What you will do: Leave every picture out and write out the records below exactly.

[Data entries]
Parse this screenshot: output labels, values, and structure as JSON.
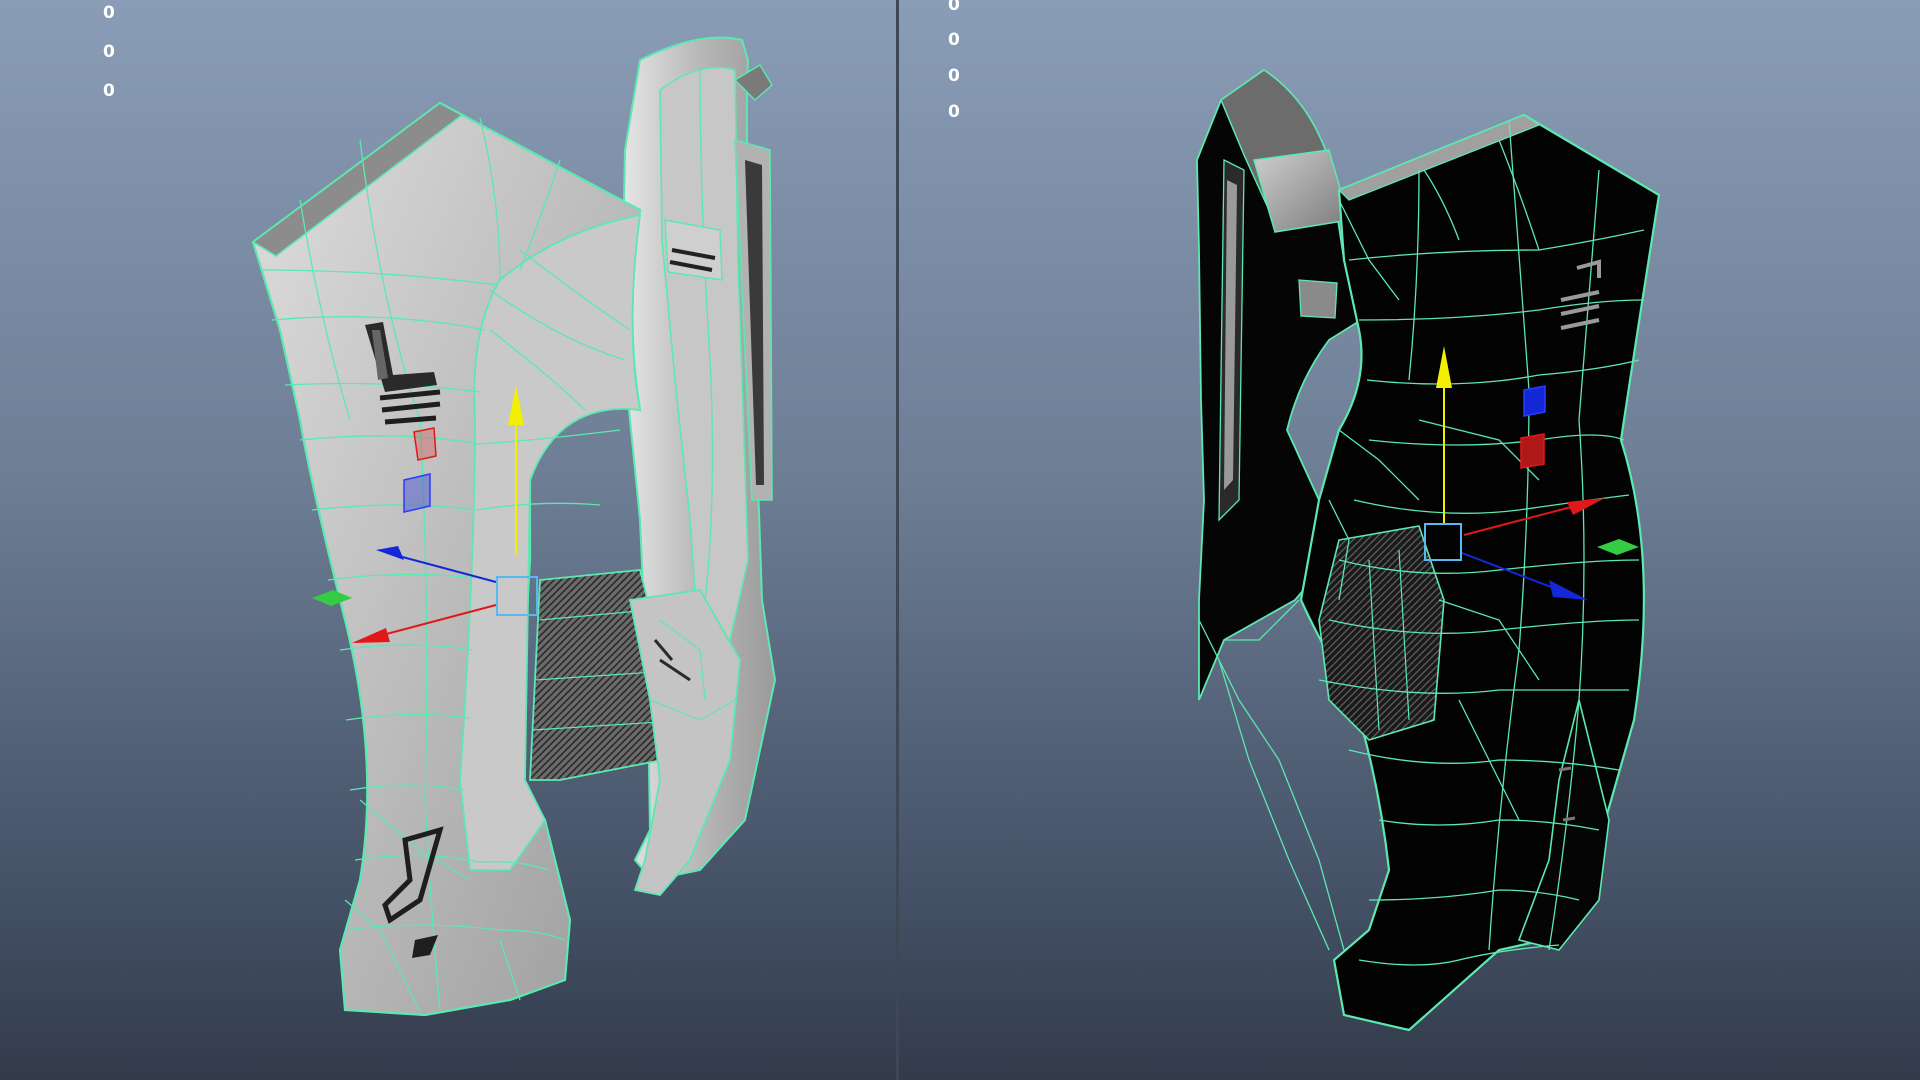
{
  "app": {
    "colors": {
      "wireframe": "#5ce8b0",
      "viewport_top": "#8a9db6",
      "viewport_bottom": "#323b4a",
      "axis_x": "#e01818",
      "axis_y": "#f2f000",
      "axis_z": "#1428d8",
      "manipulator_center": "#5ab8f0",
      "shading_textured": "#b9b9b9",
      "shading_dark": "#050505"
    }
  },
  "viewports": {
    "left": {
      "hud_values": [
        "0",
        "0",
        "0"
      ],
      "shading": "textured",
      "icons": [
        "move-manipulator-icon",
        "x-axis-arrow-icon",
        "y-axis-arrow-icon",
        "z-axis-arrow-icon",
        "xy-plane-handle-icon",
        "yz-plane-handle-icon",
        "xz-plane-handle-icon"
      ]
    },
    "right": {
      "hud_values": [
        "0",
        "0",
        "0",
        "0"
      ],
      "shading": "dark",
      "icons": [
        "move-manipulator-icon",
        "x-axis-arrow-icon",
        "y-axis-arrow-icon",
        "z-axis-arrow-icon",
        "xy-plane-handle-icon",
        "yz-plane-handle-icon",
        "xz-plane-handle-icon"
      ]
    }
  }
}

Solution below:
Parse this screenshot: output labels, values, and structure as JSON.
{
  "app": {
    "colors": {
      "wireframe": "#5ce8b0",
      "viewport_top": "#8a9db6",
      "viewport_bottom": "#323b4a",
      "axis_x": "#e01818",
      "axis_y": "#f2f000",
      "axis_z": "#1428d8",
      "manipulator_center": "#5ab8f0",
      "shading_textured": "#b9b9b9",
      "shading_dark": "#050505"
    }
  },
  "viewports": {
    "left": {
      "hud_values": [
        "0",
        "0",
        "0"
      ],
      "shading": "textured",
      "icons": [
        "move-manipulator-icon",
        "x-axis-arrow-icon",
        "y-axis-arrow-icon",
        "z-axis-arrow-icon",
        "xy-plane-handle-icon",
        "yz-plane-handle-icon",
        "xz-plane-handle-icon"
      ]
    },
    "right": {
      "hud_values": [
        "0",
        "0",
        "0",
        "0"
      ],
      "shading": "dark",
      "icons": [
        "move-manipulator-icon",
        "x-axis-arrow-icon",
        "y-axis-arrow-icon",
        "z-axis-arrow-icon",
        "xy-plane-handle-icon",
        "yz-plane-handle-icon",
        "xz-plane-handle-icon"
      ]
    }
  }
}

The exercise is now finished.